課題 1:
コロナ禍とスバルの生産停止に関する本文を読み、次の問いに答えよ。
(a) 世界で奪われた命は何人とされているか。
(b) スバルがプレスリリースを発行したのは何年何月何日か。
(c) 国内工場の操業再開予定日はいつか。
課題 2: コロナ禍とスバルの生産停止に関する本文を、最後の文の後から書き進めよ。
*** 本文
今にして思えば、2019年末の極東アジアに於ける拡散状況は、充分「制御されている」レベルに留まっていました。しかし、新型コロナウイルスは当初の希望的観測をすべて裏切って、欧米を中心とした爆発的拡散が始まり、いま地球人類は4万人もの命を奪われる悲劇的事態に直面しています。
感染拡大に抗し、人命を救うには、現状では都市封鎖しか選択肢はありません。そのため、米国・欧州・アジアなど世界各地の大都市の多くが封鎖対象となっています。国境を超えた物流も当然止まったままです。世界経済は完全にフリーズし、その影響は容易く数値に表せないレベルにまで悪化しているのは間違いありません。
感染爆発と医療崩壊という壊滅的事態に対し、政府曰く「ギリギリ」の状況に踏みとどまっている我が日本。しかし、危機的状況は、今や目前に迫っていると言えるでしょう。政府により緊急事態宣言が出され、ほぼ全ての産業が強制的に停止させられる事態が近日中に来ないとも限りません。
コロナ禍がスバルを直撃。4月の殆どを生産停止に。
スバルは2020年4月1日、プレスリリースを発行しています。その内容は、以下の通り。
SUBARUは、新型コロナウイルスの世界的な感染拡大による、サプライチェーンへの影響ならびに世界的な需要の減退を受けた生産調整のため、国内および海外生産拠点の操業を以下の通り一時停止します。
【日本国内】
群馬製作所本工場および矢島工場(完成車工場)、大泉工場(エンジン・トランスミッション工場)
停止期間:4月11日~5月1日
(4月11日、4月13日~18日、4月20日~24日、4月27日~5月1日)
※記載の無い日は、土曜日曜など元々休業日です
停止日数:17日間(稼働日ベース)
操業再開予定:5月11日(5月2日~10日は長期連休期間)
【海外】
米国SubaruofIndianaAutomotive,Inc.(米国・インディアナ州、完成車工場)
******
*** 与えられたデータ
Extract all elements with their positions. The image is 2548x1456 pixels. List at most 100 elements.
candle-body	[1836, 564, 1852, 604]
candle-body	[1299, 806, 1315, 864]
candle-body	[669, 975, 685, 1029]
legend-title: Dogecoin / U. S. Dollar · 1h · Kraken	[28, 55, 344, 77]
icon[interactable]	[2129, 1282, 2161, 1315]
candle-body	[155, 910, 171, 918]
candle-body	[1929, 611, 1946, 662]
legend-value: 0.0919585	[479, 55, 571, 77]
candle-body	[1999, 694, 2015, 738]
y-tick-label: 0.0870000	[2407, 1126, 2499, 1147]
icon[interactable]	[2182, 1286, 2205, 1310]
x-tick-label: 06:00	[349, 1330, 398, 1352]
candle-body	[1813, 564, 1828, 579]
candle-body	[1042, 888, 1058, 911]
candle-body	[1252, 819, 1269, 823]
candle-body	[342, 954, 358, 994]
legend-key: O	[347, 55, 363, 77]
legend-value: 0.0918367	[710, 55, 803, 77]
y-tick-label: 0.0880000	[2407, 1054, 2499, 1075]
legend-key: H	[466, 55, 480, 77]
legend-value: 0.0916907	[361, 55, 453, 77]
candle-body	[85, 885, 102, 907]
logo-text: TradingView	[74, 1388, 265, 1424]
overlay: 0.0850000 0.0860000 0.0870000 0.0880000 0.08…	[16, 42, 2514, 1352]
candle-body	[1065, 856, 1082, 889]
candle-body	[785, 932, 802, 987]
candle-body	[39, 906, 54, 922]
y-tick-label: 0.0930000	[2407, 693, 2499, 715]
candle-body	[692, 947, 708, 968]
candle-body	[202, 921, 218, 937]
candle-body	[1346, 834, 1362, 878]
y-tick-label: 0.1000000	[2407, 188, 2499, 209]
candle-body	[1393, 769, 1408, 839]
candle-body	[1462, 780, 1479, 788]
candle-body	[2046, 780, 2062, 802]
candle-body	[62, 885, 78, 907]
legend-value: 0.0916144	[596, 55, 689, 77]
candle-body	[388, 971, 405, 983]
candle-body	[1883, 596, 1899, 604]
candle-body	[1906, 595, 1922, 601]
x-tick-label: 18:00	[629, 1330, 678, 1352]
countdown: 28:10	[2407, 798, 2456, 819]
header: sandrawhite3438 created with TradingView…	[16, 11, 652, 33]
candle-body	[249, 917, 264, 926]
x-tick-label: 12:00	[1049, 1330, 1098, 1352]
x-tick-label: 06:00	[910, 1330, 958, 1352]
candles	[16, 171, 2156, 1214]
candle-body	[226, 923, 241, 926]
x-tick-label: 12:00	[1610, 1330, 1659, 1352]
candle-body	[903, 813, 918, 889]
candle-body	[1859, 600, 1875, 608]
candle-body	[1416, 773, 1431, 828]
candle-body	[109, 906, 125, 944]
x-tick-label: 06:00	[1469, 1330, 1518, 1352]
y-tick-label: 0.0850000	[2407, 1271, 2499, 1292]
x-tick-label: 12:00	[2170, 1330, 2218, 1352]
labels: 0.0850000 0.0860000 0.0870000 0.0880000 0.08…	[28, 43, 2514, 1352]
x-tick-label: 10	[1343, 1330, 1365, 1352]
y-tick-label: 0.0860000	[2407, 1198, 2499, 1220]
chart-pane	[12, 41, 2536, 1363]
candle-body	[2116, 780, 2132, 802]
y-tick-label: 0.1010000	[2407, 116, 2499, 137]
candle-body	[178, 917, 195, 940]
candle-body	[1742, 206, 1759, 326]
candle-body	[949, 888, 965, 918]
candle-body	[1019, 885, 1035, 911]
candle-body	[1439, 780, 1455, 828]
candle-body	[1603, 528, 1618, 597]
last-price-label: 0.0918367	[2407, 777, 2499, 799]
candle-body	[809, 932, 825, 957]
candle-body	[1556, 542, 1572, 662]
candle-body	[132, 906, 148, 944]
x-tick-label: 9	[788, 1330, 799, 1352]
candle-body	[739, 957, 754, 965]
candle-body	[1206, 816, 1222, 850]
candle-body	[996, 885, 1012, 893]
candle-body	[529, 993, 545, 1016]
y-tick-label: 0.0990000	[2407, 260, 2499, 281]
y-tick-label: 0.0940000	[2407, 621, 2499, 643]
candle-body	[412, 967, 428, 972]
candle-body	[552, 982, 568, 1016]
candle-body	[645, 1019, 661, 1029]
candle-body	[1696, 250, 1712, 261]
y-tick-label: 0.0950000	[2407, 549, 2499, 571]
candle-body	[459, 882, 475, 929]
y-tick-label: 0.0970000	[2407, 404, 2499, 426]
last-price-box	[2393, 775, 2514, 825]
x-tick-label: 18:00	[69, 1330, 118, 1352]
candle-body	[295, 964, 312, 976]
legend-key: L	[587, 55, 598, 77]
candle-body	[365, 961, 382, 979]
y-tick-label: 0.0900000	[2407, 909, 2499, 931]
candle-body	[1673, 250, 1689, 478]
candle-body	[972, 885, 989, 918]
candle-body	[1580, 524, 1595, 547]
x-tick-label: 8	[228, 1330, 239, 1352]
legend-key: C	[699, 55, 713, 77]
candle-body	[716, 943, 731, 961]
******
解答 1:
(a) 4万人
(b) 2020年4月1日
(c) 5月11日

解答 2:
停止期間:3月23日~4月17日
(3月23日~27日、3月30日~4月3日、4月6日~9日、4月13日~17日)
※記載の無い日は、土曜日曜祝日など元々休業日です
停止日数:19日間(稼働日ベース)
操業再開予定:4月20日
新型コロナウイルスの感染爆発に際して、その影響は余りにも甚大です。
プレスリリースによれば、国内工場の再開はGW明け。とどのつまり、丸々1ヶ月間操業を停止するというのです。米国インディアナ州のSIAも25日間に渡って、工場の操業は完全に停止します。これだけ長期間の操業停止が早期に確定するのは、サプライチェーンの影響というより、需要減退が主因とみて間違いないでしょう。もしかすると、2019年度の生産計画が少し強気過ぎたのかも知れません。
何れにせよ、スバルが危機的状況にあるのは確かです。ただ、迅速な対応を講じたとも言えます。世界的な需要減退に対して、その判断が遅きに失すれば、状況は更に甚大になったのは間違いないからです。
弊社所在の西三河地域一帯でも、甚大な影響の片鱗が見えつつあります。操業を完全停止せずとも、ライン稼働率を低下させたり、夜勤・残業をゼロとしたりするなど、生産量は既に最低限に抑えてられているのです。生産現場に携わる社員の方々を中心に、手当の大半が失われるため、自動車販売の需要低下は不可避だと思われます。この甚大な影響は、自動車産業全体へと波及していくことになるでしょう。
もちろん、こうした危険水域にある企業は、何も自動車産業だけに限ったことではありません。今後、世界各地のあらゆる業種でより深刻な判断が下されて、人々を困惑させていくことになるでしょう。
底知れぬコロナウイルス感染拡大の影響。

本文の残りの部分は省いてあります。